**What to do**
#1 Reproduce word for word the portion of the Thomas Larcher profile that runs from "Larcher has practical" up to and including "set of rules.".
#2 Pick up the Thomas Larcher profile where it stops and keep writing it.

On Hunting and Gathering

Thomas Larcher in portrait

Thomas Larcher
(Photo: Richard Haughton)

Thomas Larcher is one of the most important composers of our time. In December the Berliner Philharmoniker present the German premiere of his Concerto for Piano and Orchestra. Introducing an artist who cannot be pigeonholed.

When the sun shines, he cannot stay indoors. Thomas Larcher must go out into the open air, on foot or on his bicycle. “I find it very important to get fresh air outdoors, because I sit so much otherwise,” says the composer. Admittedly, he also lives in a beautiful setting, in the Inn valley of Tyrol in the city of Schwaz, at the foot of a 2,300-metre high mountain, the Kellerjoch.

Larcher’s primary working time is the evening; then he has the inner tranquillity to examine and sort out the sounds he has gathered during his excursions – and, ideally, to transform them into compositions. As in his new Piano Concerto, the German premiere of which the Berliner Philharmoniker will present in early December with conductor Semyon Bychkov and pianist Kirill Gerstein.

A fascinating, nature-like atmosphere unfolds during the first few minutes; you think you hear frogs in the reeds and birdcalls. Gong, bells and accordion are combined with the traditional instruments of the symphony orchestra, the solo violin sings romantically.

This opening is multicoloured and delicate; the soloist is completely integrated into the orchestra’s natural atmosphere at first, until he soars to his first virtuosic passage after eight minutes. “I wanted to organize the beginning so that it is not formally structured like a conventional piano concerto at all,” explains the 58-year-old Austrian. He is not trying to provoke the audience, however, to intentionally offend bourgeois listening habits. Rather, the point is simply to create a musical flow that develops organically.

“I completely discarded the imperative of disturbance that contemporary art is supposed to trigger.”

In the contrast dramaturgy of the traditional solo concerto, the virtuoso and the orchestra are constantly in a competition; in Thomas Larcher’s work, on the other hand, they are partners for three movements and 35 minutes. “I completely discarded the imperative of disturbance that contemporary art is supposed to trigger,” he says. “That’s not my criterion. I want to reach people, I want my music to be heard.”

When new music is involved – new music with a capital “N”, which is celebrated at avant-garde festivals – Thomas Larcher expresses his opposition. “So much is made impossible because of pressure to always be new,” he finds, “since with this attitude I spoil my chances of searching in something that already exists, of recombining, of discovering today’s world using supposedly outdated methods.”

Larcher has practical experience; he began his musical career as a pianist and later demonstrated his talent in arts management as founder of the Klangspuren Schwaz Festival. As a composer, he does not plan revolutions from an ivory tower, he is not subversive to the system; he does not want to sweep away the entire history of music and create his own universe in which the listener must learn a complex set of rules.

His path is different: he draws inspiration “from what was already there”; as a “hunter and gatherer”, he takes up ideas that he gets from musicians, instrument makers or sound engineers. “I am one part of the musical composition,” is Larcher’s philosophy. “And that is also why I prefer to waken the mirror neurons with musicians who play in the traditional concert sector and want to be met by a composer where they know their way around.”

**Data section**
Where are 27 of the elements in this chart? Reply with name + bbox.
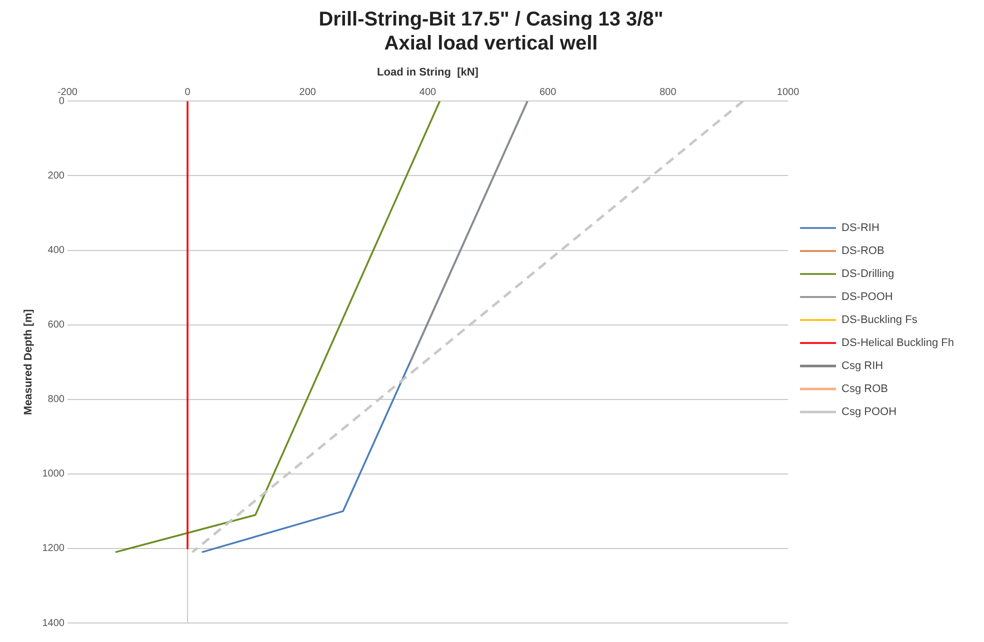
legend-label: DS-Drilling (842, 268, 894, 280)
x-tick-label: 1000 (776, 86, 800, 98)
legend-label: DS-Buckling Fs (842, 314, 918, 326)
legend-label: DS-ROB (842, 245, 884, 258)
legend-label: DS-Helical Buckling Fh (842, 337, 954, 350)
y-tick-label: 200 (48, 170, 65, 182)
y-tick-label: 800 (48, 394, 65, 406)
x-tick-label: -200 (57, 86, 78, 98)
legend-label: Csg ROB (842, 383, 888, 396)
y-tick-label: 1400 (42, 618, 65, 629)
y-tick-label: 1200 (42, 543, 65, 554)
x-tick-label: 0 (184, 86, 191, 98)
y-tick-label: 600 (48, 320, 65, 331)
x-tick-label: 600 (539, 86, 557, 98)
legend-label: DS-POOH (842, 291, 893, 304)
legend-label: Csg RIH (842, 360, 884, 372)
chart-title: Drill-String-Bit 17.5" / Casing 13 3/8" Axial load vertical well (318, 8, 664, 55)
x-tick-label: 400 (419, 86, 437, 98)
y-axis-title: Measured Depth [m] (22, 308, 35, 415)
y-tick-label: 0 (58, 96, 65, 107)
x-tick-label: 200 (299, 86, 316, 98)
legend-label: DS-RIH (842, 222, 880, 234)
x-tick-label: 800 (660, 86, 677, 98)
legend-label: Csg POOH (842, 406, 897, 418)
y-tick-label: 1000 (42, 468, 65, 480)
y-tick-label: 400 (48, 245, 65, 256)
x-axis-title: Load in String [kN] (377, 66, 479, 79)
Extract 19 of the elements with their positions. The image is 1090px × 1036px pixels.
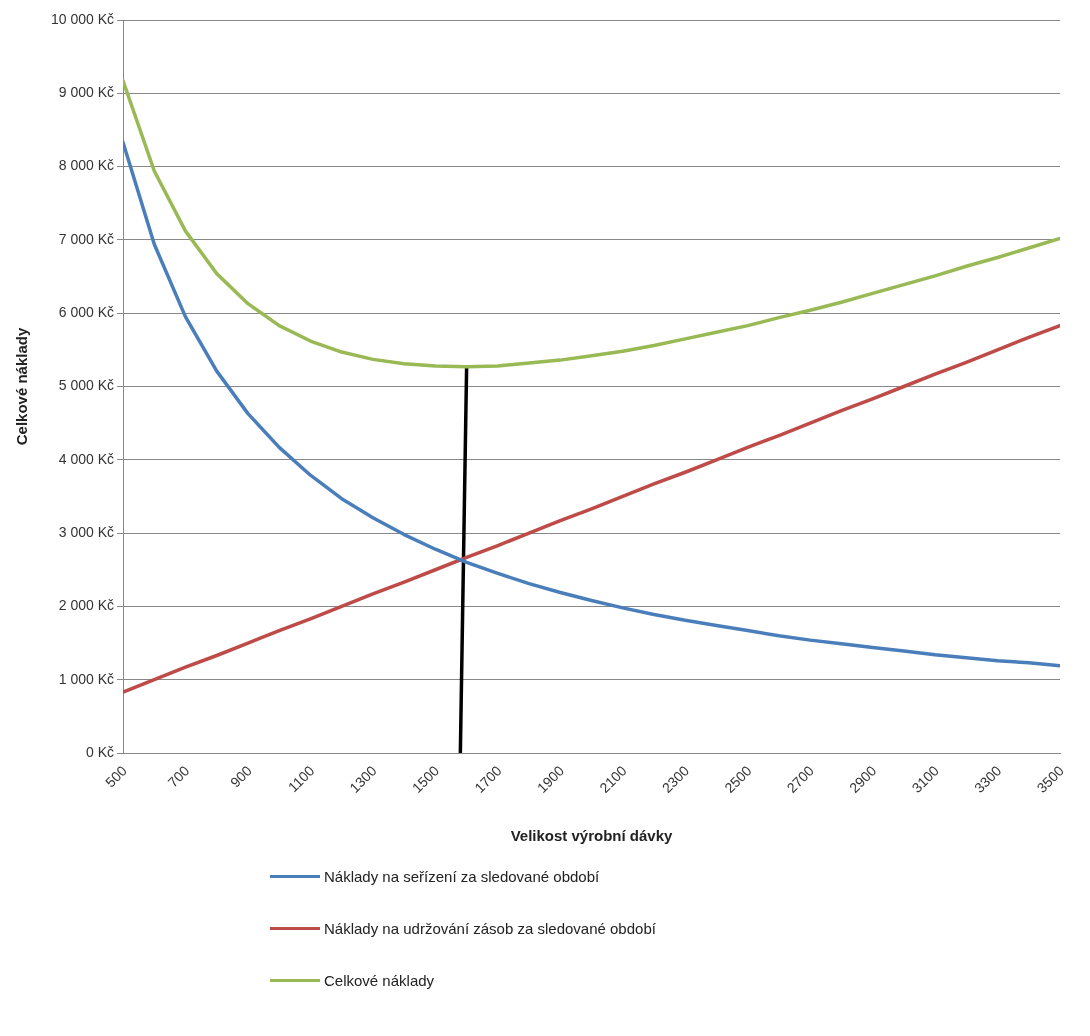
- y-tick-label: 7 000 Kč: [58, 230, 115, 247]
- legend-label: Celkové náklady: [324, 971, 435, 989]
- legend-label: Náklady na seřízení za sledované období: [324, 867, 600, 885]
- y-tick-label: 1 000 Kč: [58, 670, 115, 687]
- y-tick-label: 2 000 Kč: [58, 597, 115, 614]
- y-tick-label: 10 000 Kč: [50, 10, 115, 27]
- legend-label: Náklady na udržování zásob za sledované období: [324, 919, 656, 937]
- y-tick-label: 5 000 Kč: [58, 377, 115, 394]
- y-tick-label: 0 Kč: [86, 743, 115, 760]
- y-tick-label: 9 000 Kč: [58, 84, 115, 101]
- x-axis-title: Velikost výrobní dávky: [510, 827, 674, 845]
- y-tick-label: 4 000 Kč: [58, 450, 115, 467]
- y-tick-label: 6 000 Kč: [58, 304, 115, 321]
- x-tick-label: 700: [164, 762, 193, 791]
- x-tick-label: 500: [102, 762, 131, 791]
- y-axis-title: Celkové náklady: [13, 327, 31, 446]
- y-tick-label: 3 000 Kč: [58, 523, 115, 540]
- x-tick-label: 900: [226, 762, 255, 791]
- y-tick-label: 8 000 Kč: [58, 157, 115, 174]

**Answers provided**
#1
Larcher has practical experience; he began his musical career as a pianist and later demonstrated his talent in arts management as founder of the Klangspuren Schwaz Festival. As a composer, he does not plan revolutions from an ivory tower, he is not subversive to the system; he does not want to sweep away the entire history of music and create his own universe in which the listener must learn a complex set of rules.

#2
“No, I’m sorry, that is not a simulation. That is tonal music.”

This rootedness in tradition can cause confusion. People would often say to him: “There is this interesting play with ostensible tonality in your music,” he says. His answer is always: “No, I’m sorry, that is not a simulation. That is tonal music.” The detached view of the past, the ironically intended quotation, with overtones of the arrogance of someone who knows better in the meantime, doesn’t appeal to him: “I simply have no use for this meta-sarcasm.”

Although it deeply pains Thomas Larcher that new music circles have remained closed to him, he cannot complain about a lack of success. For example, his Piano Concerto was commissioned by seven ensembles and institutions from seven different countries. The initiative came from two classical music stars, Semyon Bychkov and Kirill Gerstein. They asked Larcher for a work that they could premiere with the Prague Philharmonic in the Czech capital and at Vienna’s Konzerthaus.

That was not possible, however, because at the scheduled time in April of this year, the local hygiene protocols stipulated such a large distance between the musicians that the orchestra could not be accommodated on the stage. The same was true at the London Proms.

Thus, the Amsterdam Concertgebouw had the honour of presenting the premiere. Although no audience could be present in the hall at the Saturday matinee on 22 May, the composer was happy that this date was not cancelled as well. He still hadn’t gotten over an experience during the first lockdown, when all theatres were ordered to close just two days before the premiere of his opera Das Jagdgewehr (The Hunting Gun) in Amsterdam.

Now it’s time to cross his fingers for the scheduled dates in Bergen, Norway, and Copenhagen. But the composer is looking forward to the German premiere by the Berliner Philharmoniker with particular anticipation. “During my time at the Wissenschaftskolleg (Institute for Advanced Study), I was able to hear the orchestra musicians very often during rehearsals and also at concerts,” he recalls.

“Their work ethic impressed me tremendously, their incredible precision, their commitment, combined with this space in the Philharmonie that is so harmonious for me, in which music is the centrepiece, and prestige is not as important as it is in historical concert houses.”

He already had many contacts with the orchestra during his time as a pianist, in chamber music projects, including with the principal flutist Emmanuel Pahud and with the Scharoun Ensemble. And he has known general manager Andrea Zietzschmann since the early days of her career, with the then newly founded Mahler Chamber Orchestra.

”I act as my own catalyst.”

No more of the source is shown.